● **Available records**:
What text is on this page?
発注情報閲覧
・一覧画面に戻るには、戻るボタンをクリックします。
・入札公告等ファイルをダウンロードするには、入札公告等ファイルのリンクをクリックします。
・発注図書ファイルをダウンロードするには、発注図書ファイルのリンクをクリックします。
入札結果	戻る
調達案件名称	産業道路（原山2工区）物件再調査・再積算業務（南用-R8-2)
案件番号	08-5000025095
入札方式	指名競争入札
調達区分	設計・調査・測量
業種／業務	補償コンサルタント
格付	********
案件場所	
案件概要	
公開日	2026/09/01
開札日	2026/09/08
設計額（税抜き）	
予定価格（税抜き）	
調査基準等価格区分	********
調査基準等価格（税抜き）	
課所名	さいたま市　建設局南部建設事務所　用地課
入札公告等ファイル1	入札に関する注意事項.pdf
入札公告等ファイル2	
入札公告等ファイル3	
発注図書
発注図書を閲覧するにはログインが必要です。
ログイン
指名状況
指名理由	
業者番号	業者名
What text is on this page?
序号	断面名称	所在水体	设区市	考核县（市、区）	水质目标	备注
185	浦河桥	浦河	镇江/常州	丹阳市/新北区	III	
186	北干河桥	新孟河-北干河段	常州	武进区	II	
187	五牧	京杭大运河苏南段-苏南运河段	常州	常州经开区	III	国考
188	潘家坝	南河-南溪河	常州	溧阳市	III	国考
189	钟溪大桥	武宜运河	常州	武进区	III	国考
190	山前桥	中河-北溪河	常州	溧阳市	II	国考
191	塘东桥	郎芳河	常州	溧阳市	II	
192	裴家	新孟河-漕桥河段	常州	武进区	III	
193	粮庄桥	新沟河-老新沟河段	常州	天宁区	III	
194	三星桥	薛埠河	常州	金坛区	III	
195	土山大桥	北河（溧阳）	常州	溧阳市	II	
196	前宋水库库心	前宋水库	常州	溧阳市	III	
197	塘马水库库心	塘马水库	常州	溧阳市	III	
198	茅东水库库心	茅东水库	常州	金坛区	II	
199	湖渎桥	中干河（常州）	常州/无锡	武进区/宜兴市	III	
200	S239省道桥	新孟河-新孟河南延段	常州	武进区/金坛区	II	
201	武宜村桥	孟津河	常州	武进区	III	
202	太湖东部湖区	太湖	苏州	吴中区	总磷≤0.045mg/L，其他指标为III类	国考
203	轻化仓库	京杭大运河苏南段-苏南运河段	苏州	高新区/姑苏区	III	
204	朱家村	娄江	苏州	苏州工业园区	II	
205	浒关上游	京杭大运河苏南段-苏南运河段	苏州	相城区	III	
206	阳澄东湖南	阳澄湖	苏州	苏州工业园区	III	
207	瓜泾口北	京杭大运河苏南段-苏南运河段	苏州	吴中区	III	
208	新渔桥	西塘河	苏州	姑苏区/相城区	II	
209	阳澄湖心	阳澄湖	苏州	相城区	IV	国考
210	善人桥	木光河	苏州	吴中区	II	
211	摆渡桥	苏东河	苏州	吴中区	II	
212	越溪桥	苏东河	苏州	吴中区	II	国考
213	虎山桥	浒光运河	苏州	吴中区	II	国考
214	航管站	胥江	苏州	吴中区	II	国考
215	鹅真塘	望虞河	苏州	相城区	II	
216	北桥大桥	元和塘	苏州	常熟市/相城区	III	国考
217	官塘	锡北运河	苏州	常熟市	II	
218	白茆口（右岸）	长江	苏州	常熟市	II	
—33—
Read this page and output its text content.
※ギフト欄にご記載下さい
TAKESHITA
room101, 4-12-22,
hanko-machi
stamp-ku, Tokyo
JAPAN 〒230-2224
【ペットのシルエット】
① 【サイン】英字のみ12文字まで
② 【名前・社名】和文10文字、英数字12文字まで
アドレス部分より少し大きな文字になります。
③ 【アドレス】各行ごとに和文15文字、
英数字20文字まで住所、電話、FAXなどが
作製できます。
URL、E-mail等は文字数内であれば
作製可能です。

● **Task to carry out**: Return every entry verbatim.

● **Task result**:
What text is on this page?
発注情報閲覧
・一覧画面に戻るには、戻るボタンをクリックします。
・入札公告等ファイルをダウンロードするには、入札公告等ファイルのリンクをクリックします。
・発注図書ファイルをダウンロードするには、発注図書ファイルのリンクをクリックします。
入札結果	戻る
調達案件名称	産業道路（原山2工区）物件再調査・再積算業務（南用-R8-2)
案件番号	08-5000025095
入札方式	指名競争入札
調達区分	設計・調査・測量
業種／業務	補償コンサルタント
格付	********
案件場所	
案件概要	
公開日	2026/09/01
開札日	2026/09/08
設計額（税抜き）	
予定価格（税抜き）	
調査基準等価格区分	********
調査基準等価格（税抜き）	
課所名	さいたま市　建設局南部建設事務所　用地課
入札公告等ファイル1	入札に関する注意事項.pdf
入札公告等ファイル2	
入札公告等ファイル3	
発注図書
発注図書を閲覧するにはログインが必要です。
ログイン
指名状況
指名理由	
業者番号	業者名
What text is on this page?
序号	断面名称	所在水体	设区市	考核县（市、区）	水质目标	备注
185	浦河桥	浦河	镇江/常州	丹阳市/新北区	III	
186	北干河桥	新孟河-北干河段	常州	武进区	II	
187	五牧	京杭大运河苏南段-苏南运河段	常州	常州经开区	III	国考
188	潘家坝	南河-南溪河	常州	溧阳市	III	国考
189	钟溪大桥	武宜运河	常州	武进区	III	国考
190	山前桥	中河-北溪河	常州	溧阳市	II	国考
191	塘东桥	郎芳河	常州	溧阳市	II	
192	裴家	新孟河-漕桥河段	常州	武进区	III	
193	粮庄桥	新沟河-老新沟河段	常州	天宁区	III	
194	三星桥	薛埠河	常州	金坛区	III	
195	土山大桥	北河（溧阳）	常州	溧阳市	II	
196	前宋水库库心	前宋水库	常州	溧阳市	III	
197	塘马水库库心	塘马水库	常州	溧阳市	III	
198	茅东水库库心	茅东水库	常州	金坛区	II	
199	湖渎桥	中干河（常州）	常州/无锡	武进区/宜兴市	III	
200	S239省道桥	新孟河-新孟河南延段	常州	武进区/金坛区	II	
201	武宜村桥	孟津河	常州	武进区	III	
202	太湖东部湖区	太湖	苏州	吴中区	总磷≤0.045mg/L，其他指标为III类	国考
203	轻化仓库	京杭大运河苏南段-苏南运河段	苏州	高新区/姑苏区	III	
204	朱家村	娄江	苏州	苏州工业园区	II	
205	浒关上游	京杭大运河苏南段-苏南运河段	苏州	相城区	III	
206	阳澄东湖南	阳澄湖	苏州	苏州工业园区	III	
207	瓜泾口北	京杭大运河苏南段-苏南运河段	苏州	吴中区	III	
208	新渔桥	西塘河	苏州	姑苏区/相城区	II	
209	阳澄湖心	阳澄湖	苏州	相城区	IV	国考
210	善人桥	木光河	苏州	吴中区	II	
211	摆渡桥	苏东河	苏州	吴中区	II	
212	越溪桥	苏东河	苏州	吴中区	II	国考
213	虎山桥	浒光运河	苏州	吴中区	II	国考
214	航管站	胥江	苏州	吴中区	II	国考
215	鹅真塘	望虞河	苏州	相城区	II	
216	北桥大桥	元和塘	苏州	常熟市/相城区	III	国考
217	官塘	锡北运河	苏州	常熟市	II	
218	白茆口（右岸）	长江	苏州	常熟市	II	
—33—
Read this page and output its text content.
※ギフト欄にご記載下さい
TAKESHITA
room101, 4-12-22,
hanko-machi
stamp-ku, Tokyo
JAPAN 〒230-2224
【ペットのシルエット】
① 【サイン】英字のみ12文字まで
② 【名前・社名】和文10文字、英数字12文字まで
アドレス部分より少し大きな文字になります。
③ 【アドレス】各行ごとに和文15文字、
英数字20文字まで住所、電話、FAXなどが
作製できます。
URL、E-mail等は文字数内であれば
作製可能です。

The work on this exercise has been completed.